**WHAT THE TASK REQUIRES**
Check each line of the listing below for the string "source", and copy the ones that have it.

Items from a figure collection:
● ● ● ● ● ● ●

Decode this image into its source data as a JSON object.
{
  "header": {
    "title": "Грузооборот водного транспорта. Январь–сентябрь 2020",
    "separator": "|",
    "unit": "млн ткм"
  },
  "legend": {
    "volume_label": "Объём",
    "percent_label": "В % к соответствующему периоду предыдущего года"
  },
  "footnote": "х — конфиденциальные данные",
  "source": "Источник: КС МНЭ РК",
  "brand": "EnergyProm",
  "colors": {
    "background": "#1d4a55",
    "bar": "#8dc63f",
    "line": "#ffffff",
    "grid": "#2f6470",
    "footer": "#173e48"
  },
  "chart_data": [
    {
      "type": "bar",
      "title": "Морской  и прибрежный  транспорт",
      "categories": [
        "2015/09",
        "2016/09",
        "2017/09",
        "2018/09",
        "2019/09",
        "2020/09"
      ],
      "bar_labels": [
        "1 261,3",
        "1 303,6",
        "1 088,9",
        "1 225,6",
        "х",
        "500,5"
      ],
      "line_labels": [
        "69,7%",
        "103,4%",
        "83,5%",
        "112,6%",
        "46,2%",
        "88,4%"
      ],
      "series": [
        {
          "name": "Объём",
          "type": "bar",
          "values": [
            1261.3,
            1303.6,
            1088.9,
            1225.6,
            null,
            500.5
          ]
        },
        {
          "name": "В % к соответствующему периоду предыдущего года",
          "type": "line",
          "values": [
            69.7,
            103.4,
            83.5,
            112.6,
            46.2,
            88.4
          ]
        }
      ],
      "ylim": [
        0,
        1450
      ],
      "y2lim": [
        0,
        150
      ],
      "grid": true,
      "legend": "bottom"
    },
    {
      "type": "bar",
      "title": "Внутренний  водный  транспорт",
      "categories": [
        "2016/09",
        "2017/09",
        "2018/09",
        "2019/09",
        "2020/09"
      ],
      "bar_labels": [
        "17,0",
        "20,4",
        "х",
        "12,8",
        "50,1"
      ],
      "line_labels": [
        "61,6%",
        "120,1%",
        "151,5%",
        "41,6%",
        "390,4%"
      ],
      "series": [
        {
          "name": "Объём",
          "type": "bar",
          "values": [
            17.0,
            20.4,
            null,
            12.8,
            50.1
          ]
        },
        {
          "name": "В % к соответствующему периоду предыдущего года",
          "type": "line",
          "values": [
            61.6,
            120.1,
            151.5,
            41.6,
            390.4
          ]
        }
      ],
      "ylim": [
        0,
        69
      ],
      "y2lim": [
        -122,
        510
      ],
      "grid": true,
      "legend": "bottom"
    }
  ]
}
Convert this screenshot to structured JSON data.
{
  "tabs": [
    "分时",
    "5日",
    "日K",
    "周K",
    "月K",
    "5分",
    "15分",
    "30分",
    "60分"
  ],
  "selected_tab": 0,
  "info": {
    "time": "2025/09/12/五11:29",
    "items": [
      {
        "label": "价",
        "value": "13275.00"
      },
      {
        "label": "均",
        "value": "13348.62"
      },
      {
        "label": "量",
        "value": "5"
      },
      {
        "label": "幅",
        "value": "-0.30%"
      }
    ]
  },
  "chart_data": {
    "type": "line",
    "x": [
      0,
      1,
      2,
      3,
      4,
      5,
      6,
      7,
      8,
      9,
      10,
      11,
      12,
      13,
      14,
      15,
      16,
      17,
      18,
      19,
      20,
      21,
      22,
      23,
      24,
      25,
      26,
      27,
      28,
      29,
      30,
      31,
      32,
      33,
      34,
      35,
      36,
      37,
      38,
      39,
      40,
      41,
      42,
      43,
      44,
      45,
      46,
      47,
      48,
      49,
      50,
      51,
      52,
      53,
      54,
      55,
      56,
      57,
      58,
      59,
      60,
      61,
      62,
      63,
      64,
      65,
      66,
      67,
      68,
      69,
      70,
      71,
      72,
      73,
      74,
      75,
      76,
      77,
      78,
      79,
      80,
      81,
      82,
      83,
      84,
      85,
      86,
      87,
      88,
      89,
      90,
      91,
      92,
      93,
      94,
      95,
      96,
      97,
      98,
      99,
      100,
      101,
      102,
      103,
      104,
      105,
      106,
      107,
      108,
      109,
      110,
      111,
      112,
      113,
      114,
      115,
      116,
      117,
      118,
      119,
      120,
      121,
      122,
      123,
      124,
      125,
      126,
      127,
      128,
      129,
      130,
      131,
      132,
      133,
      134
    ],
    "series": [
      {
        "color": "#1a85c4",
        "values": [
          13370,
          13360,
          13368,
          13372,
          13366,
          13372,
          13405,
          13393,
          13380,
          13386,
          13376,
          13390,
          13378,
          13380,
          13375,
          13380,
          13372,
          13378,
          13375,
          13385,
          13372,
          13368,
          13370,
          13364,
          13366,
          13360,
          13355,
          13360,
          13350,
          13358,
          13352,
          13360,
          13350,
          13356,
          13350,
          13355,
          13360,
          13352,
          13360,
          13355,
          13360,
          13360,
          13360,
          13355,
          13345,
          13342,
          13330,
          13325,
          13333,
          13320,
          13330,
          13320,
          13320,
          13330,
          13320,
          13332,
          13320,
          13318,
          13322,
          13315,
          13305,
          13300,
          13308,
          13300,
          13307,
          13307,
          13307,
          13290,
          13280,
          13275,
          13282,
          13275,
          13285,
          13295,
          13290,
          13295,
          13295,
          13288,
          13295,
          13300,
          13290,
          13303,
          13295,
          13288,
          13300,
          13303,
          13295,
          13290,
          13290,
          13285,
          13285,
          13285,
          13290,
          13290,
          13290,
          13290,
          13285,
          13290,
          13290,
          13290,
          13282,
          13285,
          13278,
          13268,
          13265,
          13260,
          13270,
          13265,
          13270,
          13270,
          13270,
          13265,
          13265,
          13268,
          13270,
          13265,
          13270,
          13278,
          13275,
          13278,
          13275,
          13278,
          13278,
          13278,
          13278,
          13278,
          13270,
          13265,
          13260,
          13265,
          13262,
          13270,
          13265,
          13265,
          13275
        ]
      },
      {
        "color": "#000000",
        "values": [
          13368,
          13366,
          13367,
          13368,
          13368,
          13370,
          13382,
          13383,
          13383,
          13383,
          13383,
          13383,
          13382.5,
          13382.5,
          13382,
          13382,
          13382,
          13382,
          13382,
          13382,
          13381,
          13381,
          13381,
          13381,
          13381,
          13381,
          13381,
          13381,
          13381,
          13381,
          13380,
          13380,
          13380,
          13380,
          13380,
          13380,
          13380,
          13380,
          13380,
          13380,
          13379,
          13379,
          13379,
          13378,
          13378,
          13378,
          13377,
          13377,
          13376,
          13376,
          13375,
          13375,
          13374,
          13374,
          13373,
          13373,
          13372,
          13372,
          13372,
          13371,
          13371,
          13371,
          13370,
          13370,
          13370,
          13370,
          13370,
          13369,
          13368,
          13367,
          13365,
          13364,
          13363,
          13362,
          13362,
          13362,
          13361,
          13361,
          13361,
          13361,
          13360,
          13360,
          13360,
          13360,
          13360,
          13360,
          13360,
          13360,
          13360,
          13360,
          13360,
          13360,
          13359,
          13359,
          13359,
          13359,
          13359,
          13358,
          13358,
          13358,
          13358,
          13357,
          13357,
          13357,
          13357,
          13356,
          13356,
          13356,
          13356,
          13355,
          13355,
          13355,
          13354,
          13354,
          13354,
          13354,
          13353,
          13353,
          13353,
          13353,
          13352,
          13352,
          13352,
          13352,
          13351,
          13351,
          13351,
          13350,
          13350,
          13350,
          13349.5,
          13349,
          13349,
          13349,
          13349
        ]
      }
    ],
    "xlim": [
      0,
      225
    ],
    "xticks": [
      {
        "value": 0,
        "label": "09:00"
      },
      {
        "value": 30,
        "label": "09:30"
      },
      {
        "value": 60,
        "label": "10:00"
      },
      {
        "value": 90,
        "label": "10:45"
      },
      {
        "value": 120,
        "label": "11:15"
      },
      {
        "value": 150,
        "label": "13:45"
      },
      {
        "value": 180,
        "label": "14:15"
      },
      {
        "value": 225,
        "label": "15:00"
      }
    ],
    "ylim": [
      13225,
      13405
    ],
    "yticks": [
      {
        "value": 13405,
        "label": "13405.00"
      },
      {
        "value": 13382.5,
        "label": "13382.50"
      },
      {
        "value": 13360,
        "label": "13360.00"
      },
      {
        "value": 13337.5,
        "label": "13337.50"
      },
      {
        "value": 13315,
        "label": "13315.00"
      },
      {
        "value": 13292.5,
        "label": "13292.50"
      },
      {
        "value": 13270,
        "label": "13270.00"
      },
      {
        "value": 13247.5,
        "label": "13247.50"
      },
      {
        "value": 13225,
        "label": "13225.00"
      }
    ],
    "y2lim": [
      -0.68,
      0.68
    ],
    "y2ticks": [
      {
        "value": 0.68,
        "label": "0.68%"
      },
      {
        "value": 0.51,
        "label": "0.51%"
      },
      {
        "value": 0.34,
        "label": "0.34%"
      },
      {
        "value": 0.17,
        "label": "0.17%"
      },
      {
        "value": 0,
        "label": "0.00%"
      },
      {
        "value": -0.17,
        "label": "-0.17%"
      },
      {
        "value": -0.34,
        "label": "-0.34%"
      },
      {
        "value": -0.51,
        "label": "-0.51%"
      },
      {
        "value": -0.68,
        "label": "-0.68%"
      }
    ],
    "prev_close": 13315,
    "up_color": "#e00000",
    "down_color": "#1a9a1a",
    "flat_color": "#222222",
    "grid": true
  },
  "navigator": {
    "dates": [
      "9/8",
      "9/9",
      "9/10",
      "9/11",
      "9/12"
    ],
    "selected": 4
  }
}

● ● ● ● ● ● ●

**THE REPLY**
Decode this image into its source data as a JSON object.
  "source": "Источник: КС МНЭ РК",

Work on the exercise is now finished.